● DATA ENTRIES:

--*--

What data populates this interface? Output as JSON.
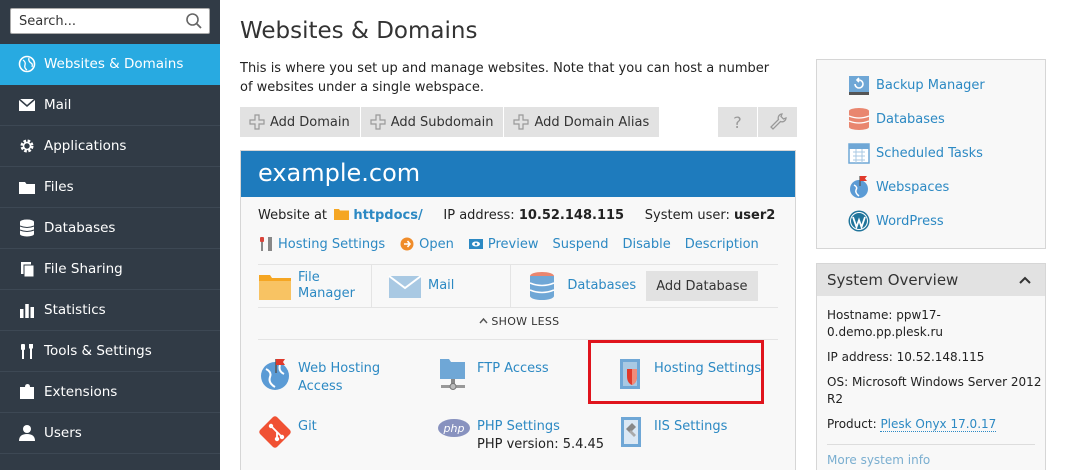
{
  "sidebar": {
    "search_placeholder": "Search...",
    "items": [
      {
        "label": "Websites & Domains",
        "icon": "globe-icon",
        "active": true
      },
      {
        "label": "Mail",
        "icon": "envelope-icon"
      },
      {
        "label": "Applications",
        "icon": "gear-icon"
      },
      {
        "label": "Files",
        "icon": "folder-icon"
      },
      {
        "label": "Databases",
        "icon": "database-icon"
      },
      {
        "label": "File Sharing",
        "icon": "file-sharing-icon"
      },
      {
        "label": "Statistics",
        "icon": "bar-chart-icon"
      },
      {
        "label": "Tools & Settings",
        "icon": "tools-icon"
      },
      {
        "label": "Extensions",
        "icon": "puzzle-icon"
      },
      {
        "label": "Users",
        "icon": "user-icon"
      }
    ]
  },
  "main": {
    "title": "Websites & Domains",
    "description": "This is where you set up and manage websites. Note that you can host a number of websites under a single webspace.",
    "toolbar": {
      "add_domain": "Add Domain",
      "add_subdomain": "Add Subdomain",
      "add_alias": "Add Domain Alias",
      "help": "?"
    }
  },
  "domain": {
    "name": "example.com",
    "website_at_label": "Website at",
    "docroot": "httpdocs/",
    "ip_label": "IP address:",
    "ip": "10.52.148.115",
    "sysuser_label": "System user:",
    "sysuser": "user2",
    "actions": {
      "hosting_settings": "Hosting Settings",
      "open": "Open",
      "preview": "Preview",
      "suspend": "Suspend",
      "disable": "Disable",
      "description": "Description"
    },
    "quick": {
      "file_manager_1": "File",
      "file_manager_2": "Manager",
      "mail": "Mail",
      "databases": "Databases",
      "add_database": "Add Database"
    },
    "show_less": "SHOW LESS",
    "tools": {
      "web_hosting_access_1": "Web Hosting",
      "web_hosting_access_2": "Access",
      "ftp_access": "FTP Access",
      "hosting_settings": "Hosting Settings",
      "git": "Git",
      "php_settings": "PHP Settings",
      "php_version": "PHP version: 5.4.45",
      "iis_settings": "IIS Settings"
    }
  },
  "right_panel": {
    "links": [
      "Backup Manager",
      "Databases",
      "Scheduled Tasks",
      "Webspaces",
      "WordPress"
    ],
    "system_overview": {
      "title": "System Overview",
      "hostname_label": "Hostname:",
      "hostname": "ppw17-0.demo.pp.plesk.ru",
      "ip_label": "IP address:",
      "ip": "10.52.148.115",
      "os_label": "OS:",
      "os": "Microsoft Windows Server 2012 R2",
      "product_label": "Product:",
      "product": "Plesk Onyx 17.0.17",
      "more": "More system info"
    }
  },
  "colors": {
    "sidebar_bg": "#313b46",
    "active_item": "#28aae1",
    "domain_header": "#1e7bbd",
    "link": "#2c89c3",
    "highlight": "#e0141d"
  }
}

--*--

● SHORT EXERCISE: Restate the entire listing word for word, excluding pictures.

● OUTPUT BELOW:
What data populates this interface? Output as JSON.
{
  "sidebar": {
    "search_placeholder": "Search...",
    "items": [
      {
        "label": "Websites & Domains",
        "icon": "globe-icon",
        "active": true
      },
      {
        "label": "Mail",
        "icon": "envelope-icon"
      },
      {
        "label": "Applications",
        "icon": "gear-icon"
      },
      {
        "label": "Files",
        "icon": "folder-icon"
      },
      {
        "label": "Databases",
        "icon": "database-icon"
      },
      {
        "label": "File Sharing",
        "icon": "file-sharing-icon"
      },
      {
        "label": "Statistics",
        "icon": "bar-chart-icon"
      },
      {
        "label": "Tools & Settings",
        "icon": "tools-icon"
      },
      {
        "label": "Extensions",
        "icon": "puzzle-icon"
      },
      {
        "label": "Users",
        "icon": "user-icon"
      }
    ]
  },
  "main": {
    "title": "Websites & Domains",
    "description": "This is where you set up and manage websites. Note that you can host a number of websites under a single webspace.",
    "toolbar": {
      "add_domain": "Add Domain",
      "add_subdomain": "Add Subdomain",
      "add_alias": "Add Domain Alias",
      "help": "?"
    }
  },
  "domain": {
    "name": "example.com",
    "website_at_label": "Website at",
    "docroot": "httpdocs/",
    "ip_label": "IP address:",
    "ip": "10.52.148.115",
    "sysuser_label": "System user:",
    "sysuser": "user2",
    "actions": {
      "hosting_settings": "Hosting Settings",
      "open": "Open",
      "preview": "Preview",
      "suspend": "Suspend",
      "disable": "Disable",
      "description": "Description"
    },
    "quick": {
      "file_manager_1": "File",
      "file_manager_2": "Manager",
      "mail": "Mail",
      "databases": "Databases",
      "add_database": "Add Database"
    },
    "show_less": "SHOW LESS",
    "tools": {
      "web_hosting_access_1": "Web Hosting",
      "web_hosting_access_2": "Access",
      "ftp_access": "FTP Access",
      "hosting_settings": "Hosting Settings",
      "git": "Git",
      "php_settings": "PHP Settings",
      "php_version": "PHP version: 5.4.45",
      "iis_settings": "IIS Settings"
    }
  },
  "right_panel": {
    "links": [
      "Backup Manager",
      "Databases",
      "Scheduled Tasks",
      "Webspaces",
      "WordPress"
    ],
    "system_overview": {
      "title": "System Overview",
      "hostname_label": "Hostname:",
      "hostname": "ppw17-0.demo.pp.plesk.ru",
      "ip_label": "IP address:",
      "ip": "10.52.148.115",
      "os_label": "OS:",
      "os": "Microsoft Windows Server 2012 R2",
      "product_label": "Product:",
      "product": "Plesk Onyx 17.0.17",
      "more": "More system info"
    }
  },
  "colors": {
    "sidebar_bg": "#313b46",
    "active_item": "#28aae1",
    "domain_header": "#1e7bbd",
    "link": "#2c89c3",
    "highlight": "#e0141d"
  }
}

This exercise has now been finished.